+++ RECORD EXCERPTS
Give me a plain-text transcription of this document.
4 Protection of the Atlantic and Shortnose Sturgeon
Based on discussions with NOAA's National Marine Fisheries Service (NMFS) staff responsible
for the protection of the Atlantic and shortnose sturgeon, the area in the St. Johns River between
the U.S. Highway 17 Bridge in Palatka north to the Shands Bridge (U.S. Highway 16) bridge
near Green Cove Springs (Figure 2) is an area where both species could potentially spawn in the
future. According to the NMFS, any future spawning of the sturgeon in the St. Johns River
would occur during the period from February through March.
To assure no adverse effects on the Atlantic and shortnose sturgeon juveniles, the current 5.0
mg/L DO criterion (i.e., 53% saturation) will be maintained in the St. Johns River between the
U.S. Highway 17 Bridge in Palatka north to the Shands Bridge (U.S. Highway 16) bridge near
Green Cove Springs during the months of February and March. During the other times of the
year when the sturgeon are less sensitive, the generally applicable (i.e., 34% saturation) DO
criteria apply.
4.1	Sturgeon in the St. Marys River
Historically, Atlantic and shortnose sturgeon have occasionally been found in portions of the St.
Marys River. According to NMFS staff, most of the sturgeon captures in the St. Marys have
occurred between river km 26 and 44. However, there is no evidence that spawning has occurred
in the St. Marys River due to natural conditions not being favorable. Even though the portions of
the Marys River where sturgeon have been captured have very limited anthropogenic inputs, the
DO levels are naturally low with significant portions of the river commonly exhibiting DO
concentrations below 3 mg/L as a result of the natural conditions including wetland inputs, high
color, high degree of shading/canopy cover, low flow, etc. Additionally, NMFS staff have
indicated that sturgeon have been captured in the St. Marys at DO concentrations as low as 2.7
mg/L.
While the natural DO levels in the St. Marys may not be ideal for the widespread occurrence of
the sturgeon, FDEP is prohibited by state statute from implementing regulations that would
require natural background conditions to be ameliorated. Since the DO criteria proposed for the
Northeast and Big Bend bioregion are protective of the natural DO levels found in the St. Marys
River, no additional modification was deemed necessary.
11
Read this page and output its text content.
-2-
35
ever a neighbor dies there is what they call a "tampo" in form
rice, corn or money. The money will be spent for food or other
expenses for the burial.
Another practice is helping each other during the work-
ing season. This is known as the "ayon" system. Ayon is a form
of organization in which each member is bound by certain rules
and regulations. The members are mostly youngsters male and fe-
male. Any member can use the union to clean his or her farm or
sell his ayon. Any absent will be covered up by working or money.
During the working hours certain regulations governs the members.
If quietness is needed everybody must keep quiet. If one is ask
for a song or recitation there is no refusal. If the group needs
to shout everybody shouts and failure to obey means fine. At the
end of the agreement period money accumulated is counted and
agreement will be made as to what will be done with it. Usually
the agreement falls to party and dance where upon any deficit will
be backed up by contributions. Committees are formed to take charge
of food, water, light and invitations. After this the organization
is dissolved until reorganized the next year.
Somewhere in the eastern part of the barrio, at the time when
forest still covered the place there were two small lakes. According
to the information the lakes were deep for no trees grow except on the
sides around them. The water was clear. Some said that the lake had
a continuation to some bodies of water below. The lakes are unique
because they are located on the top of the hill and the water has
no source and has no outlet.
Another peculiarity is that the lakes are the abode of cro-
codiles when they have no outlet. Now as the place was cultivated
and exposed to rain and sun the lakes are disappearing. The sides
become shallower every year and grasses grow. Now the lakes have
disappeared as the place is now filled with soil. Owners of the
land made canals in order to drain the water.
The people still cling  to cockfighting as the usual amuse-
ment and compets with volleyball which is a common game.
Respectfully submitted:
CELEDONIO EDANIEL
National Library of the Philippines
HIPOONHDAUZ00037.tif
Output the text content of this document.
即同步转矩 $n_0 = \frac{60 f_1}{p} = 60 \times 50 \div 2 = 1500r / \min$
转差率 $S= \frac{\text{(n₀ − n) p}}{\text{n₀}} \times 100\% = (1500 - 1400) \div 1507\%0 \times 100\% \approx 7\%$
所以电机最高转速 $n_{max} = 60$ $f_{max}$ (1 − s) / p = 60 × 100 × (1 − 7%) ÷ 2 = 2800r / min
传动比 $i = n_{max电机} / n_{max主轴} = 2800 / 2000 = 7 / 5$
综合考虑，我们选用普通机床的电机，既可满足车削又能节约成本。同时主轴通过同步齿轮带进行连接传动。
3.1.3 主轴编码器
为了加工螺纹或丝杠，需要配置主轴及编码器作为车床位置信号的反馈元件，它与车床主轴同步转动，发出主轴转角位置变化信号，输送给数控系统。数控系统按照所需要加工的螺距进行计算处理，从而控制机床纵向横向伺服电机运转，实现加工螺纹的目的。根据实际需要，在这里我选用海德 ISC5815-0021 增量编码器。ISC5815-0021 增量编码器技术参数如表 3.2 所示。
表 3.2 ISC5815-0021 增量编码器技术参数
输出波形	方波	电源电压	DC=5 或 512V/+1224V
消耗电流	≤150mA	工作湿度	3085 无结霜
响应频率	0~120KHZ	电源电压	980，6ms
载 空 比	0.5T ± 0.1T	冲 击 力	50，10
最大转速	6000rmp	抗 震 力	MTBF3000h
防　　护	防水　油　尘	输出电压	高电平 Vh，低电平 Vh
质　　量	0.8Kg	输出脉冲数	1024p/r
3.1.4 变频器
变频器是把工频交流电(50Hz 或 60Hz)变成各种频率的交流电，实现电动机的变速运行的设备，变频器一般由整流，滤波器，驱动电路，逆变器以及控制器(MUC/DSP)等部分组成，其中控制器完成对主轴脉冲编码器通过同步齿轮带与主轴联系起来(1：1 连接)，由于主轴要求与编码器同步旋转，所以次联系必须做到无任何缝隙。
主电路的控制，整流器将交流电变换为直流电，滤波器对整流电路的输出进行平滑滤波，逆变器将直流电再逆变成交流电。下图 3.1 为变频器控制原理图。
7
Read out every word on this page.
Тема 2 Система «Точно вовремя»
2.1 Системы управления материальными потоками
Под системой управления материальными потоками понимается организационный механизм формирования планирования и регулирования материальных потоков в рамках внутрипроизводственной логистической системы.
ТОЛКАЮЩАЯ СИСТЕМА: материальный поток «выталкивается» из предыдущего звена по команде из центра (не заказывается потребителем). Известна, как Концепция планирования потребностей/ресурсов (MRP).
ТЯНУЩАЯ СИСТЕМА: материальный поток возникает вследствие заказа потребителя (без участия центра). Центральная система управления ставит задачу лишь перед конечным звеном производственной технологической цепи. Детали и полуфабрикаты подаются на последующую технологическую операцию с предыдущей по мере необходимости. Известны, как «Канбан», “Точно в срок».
++++++
## WHAT IS REQUIRED
Print out every record again, exactly and in full.

## THE SOLUTION
Give me a plain-text transcription of this document.
4 Protection of the Atlantic and Shortnose Sturgeon
Based on discussions with NOAA's National Marine Fisheries Service (NMFS) staff responsible
for the protection of the Atlantic and shortnose sturgeon, the area in the St. Johns River between
the U.S. Highway 17 Bridge in Palatka north to the Shands Bridge (U.S. Highway 16) bridge
near Green Cove Springs (Figure 2) is an area where both species could potentially spawn in the
future. According to the NMFS, any future spawning of the sturgeon in the St. Johns River
would occur during the period from February through March.
To assure no adverse effects on the Atlantic and shortnose sturgeon juveniles, the current 5.0
mg/L DO criterion (i.e., 53% saturation) will be maintained in the St. Johns River between the
U.S. Highway 17 Bridge in Palatka north to the Shands Bridge (U.S. Highway 16) bridge near
Green Cove Springs during the months of February and March. During the other times of the
year when the sturgeon are less sensitive, the generally applicable (i.e., 34% saturation) DO
criteria apply.
4.1	Sturgeon in the St. Marys River
Historically, Atlantic and shortnose sturgeon have occasionally been found in portions of the St.
Marys River. According to NMFS staff, most of the sturgeon captures in the St. Marys have
occurred between river km 26 and 44. However, there is no evidence that spawning has occurred
in the St. Marys River due to natural conditions not being favorable. Even though the portions of
the Marys River where sturgeon have been captured have very limited anthropogenic inputs, the
DO levels are naturally low with significant portions of the river commonly exhibiting DO
concentrations below 3 mg/L as a result of the natural conditions including wetland inputs, high
color, high degree of shading/canopy cover, low flow, etc. Additionally, NMFS staff have
indicated that sturgeon have been captured in the St. Marys at DO concentrations as low as 2.7
mg/L.
While the natural DO levels in the St. Marys may not be ideal for the widespread occurrence of
the sturgeon, FDEP is prohibited by state statute from implementing regulations that would
require natural background conditions to be ameliorated. Since the DO criteria proposed for the
Northeast and Big Bend bioregion are protective of the natural DO levels found in the St. Marys
River, no additional modification was deemed necessary.
11
Read this page and output its text content.
-2-
35
ever a neighbor dies there is what they call a "tampo" in form
rice, corn or money. The money will be spent for food or other
expenses for the burial.
Another practice is helping each other during the work-
ing season. This is known as the "ayon" system. Ayon is a form
of organization in which each member is bound by certain rules
and regulations. The members are mostly youngsters male and fe-
male. Any member can use the union to clean his or her farm or
sell his ayon. Any absent will be covered up by working or money.
During the working hours certain regulations governs the members.
If quietness is needed everybody must keep quiet. If one is ask
for a song or recitation there is no refusal. If the group needs
to shout everybody shouts and failure to obey means fine. At the
end of the agreement period money accumulated is counted and
agreement will be made as to what will be done with it. Usually
the agreement falls to party and dance where upon any deficit will
be backed up by contributions. Committees are formed to take charge
of food, water, light and invitations. After this the organization
is dissolved until reorganized the next year.
Somewhere in the eastern part of the barrio, at the time when
forest still covered the place there were two small lakes. According
to the information the lakes were deep for no trees grow except on the
sides around them. The water was clear. Some said that the lake had
a continuation to some bodies of water below. The lakes are unique
because they are located on the top of the hill and the water has
no source and has no outlet.
Another peculiarity is that the lakes are the abode of cro-
codiles when they have no outlet. Now as the place was cultivated
and exposed to rain and sun the lakes are disappearing. The sides
become shallower every year and grasses grow. Now the lakes have
disappeared as the place is now filled with soil. Owners of the
land made canals in order to drain the water.
The people still cling  to cockfighting as the usual amuse-
ment and compets with volleyball which is a common game.
Respectfully submitted:
CELEDONIO EDANIEL
National Library of the Philippines
HIPOONHDAUZ00037.tif
Output the text content of this document.
即同步转矩 $n_0 = \frac{60 f_1}{p} = 60 \times 50 \div 2 = 1500r / \min$
转差率 $S= \frac{\text{(n₀ − n) p}}{\text{n₀}} \times 100\% = (1500 - 1400) \div 1507\%0 \times 100\% \approx 7\%$
所以电机最高转速 $n_{max} = 60$ $f_{max}$ (1 − s) / p = 60 × 100 × (1 − 7%) ÷ 2 = 2800r / min
传动比 $i = n_{max电机} / n_{max主轴} = 2800 / 2000 = 7 / 5$
综合考虑，我们选用普通机床的电机，既可满足车削又能节约成本。同时主轴通过同步齿轮带进行连接传动。
3.1.3 主轴编码器
为了加工螺纹或丝杠，需要配置主轴及编码器作为车床位置信号的反馈元件，它与车床主轴同步转动，发出主轴转角位置变化信号，输送给数控系统。数控系统按照所需要加工的螺距进行计算处理，从而控制机床纵向横向伺服电机运转，实现加工螺纹的目的。根据实际需要，在这里我选用海德 ISC5815-0021 增量编码器。ISC5815-0021 增量编码器技术参数如表 3.2 所示。
表 3.2 ISC5815-0021 增量编码器技术参数
输出波形	方波	电源电压	DC=5 或 512V/+1224V
消耗电流	≤150mA	工作湿度	3085 无结霜
响应频率	0~120KHZ	电源电压	980，6ms
载 空 比	0.5T ± 0.1T	冲 击 力	50，10
最大转速	6000rmp	抗 震 力	MTBF3000h
防　　护	防水　油　尘	输出电压	高电平 Vh，低电平 Vh
质　　量	0.8Kg	输出脉冲数	1024p/r
3.1.4 变频器
变频器是把工频交流电(50Hz 或 60Hz)变成各种频率的交流电，实现电动机的变速运行的设备，变频器一般由整流，滤波器，驱动电路，逆变器以及控制器(MUC/DSP)等部分组成，其中控制器完成对主轴脉冲编码器通过同步齿轮带与主轴联系起来(1：1 连接)，由于主轴要求与编码器同步旋转，所以次联系必须做到无任何缝隙。
主电路的控制，整流器将交流电变换为直流电，滤波器对整流电路的输出进行平滑滤波，逆变器将直流电再逆变成交流电。下图 3.1 为变频器控制原理图。
7
Read out every word on this page.
Тема 2 Система «Точно вовремя»
2.1 Системы управления материальными потоками
Под системой управления материальными потоками понимается организационный механизм формирования планирования и регулирования материальных потоков в рамках внутрипроизводственной логистической системы.
ТОЛКАЮЩАЯ СИСТЕМА: материальный поток «выталкивается» из предыдущего звена по команде из центра (не заказывается потребителем). Известна, как Концепция планирования потребностей/ресурсов (MRP).
ТЯНУЩАЯ СИСТЕМА: материальный поток возникает вследствие заказа потребителя (без участия центра). Центральная система управления ставит задачу лишь перед конечным звеном производственной технологической цепи. Детали и полуфабрикаты подаются на последующую технологическую операцию с предыдущей по мере необходимости. Известны, как «Канбан», “Точно в срок».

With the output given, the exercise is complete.